_WRITTEN TASK_
Check every line below for the word "your" and show those that hold it.

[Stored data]
□ □ □ □ □
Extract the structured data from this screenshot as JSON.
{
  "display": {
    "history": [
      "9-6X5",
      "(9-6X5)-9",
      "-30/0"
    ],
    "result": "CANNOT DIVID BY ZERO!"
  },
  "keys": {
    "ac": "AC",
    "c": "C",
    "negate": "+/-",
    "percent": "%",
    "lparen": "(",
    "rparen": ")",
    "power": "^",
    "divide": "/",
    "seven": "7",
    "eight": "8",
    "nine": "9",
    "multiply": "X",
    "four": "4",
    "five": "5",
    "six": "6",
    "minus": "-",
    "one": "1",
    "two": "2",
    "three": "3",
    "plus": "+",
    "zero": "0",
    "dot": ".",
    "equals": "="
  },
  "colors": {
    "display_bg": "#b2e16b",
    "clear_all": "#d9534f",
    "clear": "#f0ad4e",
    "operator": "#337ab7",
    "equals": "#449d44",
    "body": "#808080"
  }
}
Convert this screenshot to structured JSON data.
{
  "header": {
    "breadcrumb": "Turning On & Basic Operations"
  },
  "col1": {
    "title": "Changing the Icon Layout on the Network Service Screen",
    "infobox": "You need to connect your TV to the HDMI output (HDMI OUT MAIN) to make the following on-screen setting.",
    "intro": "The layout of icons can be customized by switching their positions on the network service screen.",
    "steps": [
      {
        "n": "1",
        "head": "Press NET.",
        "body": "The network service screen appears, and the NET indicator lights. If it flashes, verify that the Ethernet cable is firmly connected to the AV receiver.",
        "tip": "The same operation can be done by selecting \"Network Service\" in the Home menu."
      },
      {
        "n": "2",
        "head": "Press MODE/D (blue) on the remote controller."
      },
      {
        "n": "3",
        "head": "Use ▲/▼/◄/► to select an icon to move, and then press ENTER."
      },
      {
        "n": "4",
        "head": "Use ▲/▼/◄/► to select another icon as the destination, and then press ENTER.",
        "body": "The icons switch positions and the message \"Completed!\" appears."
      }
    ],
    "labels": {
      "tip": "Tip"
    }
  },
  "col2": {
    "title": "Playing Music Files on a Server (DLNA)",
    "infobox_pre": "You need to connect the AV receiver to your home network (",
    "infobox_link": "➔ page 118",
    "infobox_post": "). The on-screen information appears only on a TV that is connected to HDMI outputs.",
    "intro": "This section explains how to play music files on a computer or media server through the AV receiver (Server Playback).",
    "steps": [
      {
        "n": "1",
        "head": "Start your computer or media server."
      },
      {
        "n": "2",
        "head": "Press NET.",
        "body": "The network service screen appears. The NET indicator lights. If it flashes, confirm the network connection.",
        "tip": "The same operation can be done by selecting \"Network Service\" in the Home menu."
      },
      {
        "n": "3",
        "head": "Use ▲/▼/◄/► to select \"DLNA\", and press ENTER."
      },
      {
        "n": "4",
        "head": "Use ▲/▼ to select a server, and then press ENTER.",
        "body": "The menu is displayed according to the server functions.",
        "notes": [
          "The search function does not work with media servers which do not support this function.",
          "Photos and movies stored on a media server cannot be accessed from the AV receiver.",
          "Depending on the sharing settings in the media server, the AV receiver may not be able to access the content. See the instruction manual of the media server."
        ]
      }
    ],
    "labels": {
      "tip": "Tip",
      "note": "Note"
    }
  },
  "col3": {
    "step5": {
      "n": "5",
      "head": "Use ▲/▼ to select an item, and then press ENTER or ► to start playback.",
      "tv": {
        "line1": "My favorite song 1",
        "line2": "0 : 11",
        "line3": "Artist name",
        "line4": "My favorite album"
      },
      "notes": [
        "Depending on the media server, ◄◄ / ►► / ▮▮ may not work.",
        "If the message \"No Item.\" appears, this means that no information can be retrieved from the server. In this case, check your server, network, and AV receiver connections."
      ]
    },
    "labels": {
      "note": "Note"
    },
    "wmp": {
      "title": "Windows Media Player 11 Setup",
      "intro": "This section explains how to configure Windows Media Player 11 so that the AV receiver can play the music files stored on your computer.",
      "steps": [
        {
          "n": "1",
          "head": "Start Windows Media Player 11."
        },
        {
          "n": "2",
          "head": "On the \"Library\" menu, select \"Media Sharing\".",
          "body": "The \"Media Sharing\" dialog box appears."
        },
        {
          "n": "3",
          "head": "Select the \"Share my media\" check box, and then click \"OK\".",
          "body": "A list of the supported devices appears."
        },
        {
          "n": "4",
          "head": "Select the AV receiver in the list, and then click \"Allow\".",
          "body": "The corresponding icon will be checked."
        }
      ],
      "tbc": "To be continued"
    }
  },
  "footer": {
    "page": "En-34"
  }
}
□ □ □ □ □
_WRITTEN RESPONSE_
    "infobox": "You need to connect your TV to the HDMI output (HDMI OUT MAIN) to make the following on-screen setting.",
    "infobox_pre": "You need to connect the AV receiver to your home network (",
        "head": "Start your computer or media server."
        "If the message \"No Item.\" appears, this means that no information can be retrieved from the server. In this case, check your server, network, and AV receiver connections."
      "intro": "This section explains how to configure Windows Media Player 11 so that the AV receiver can play the music files stored on your computer.",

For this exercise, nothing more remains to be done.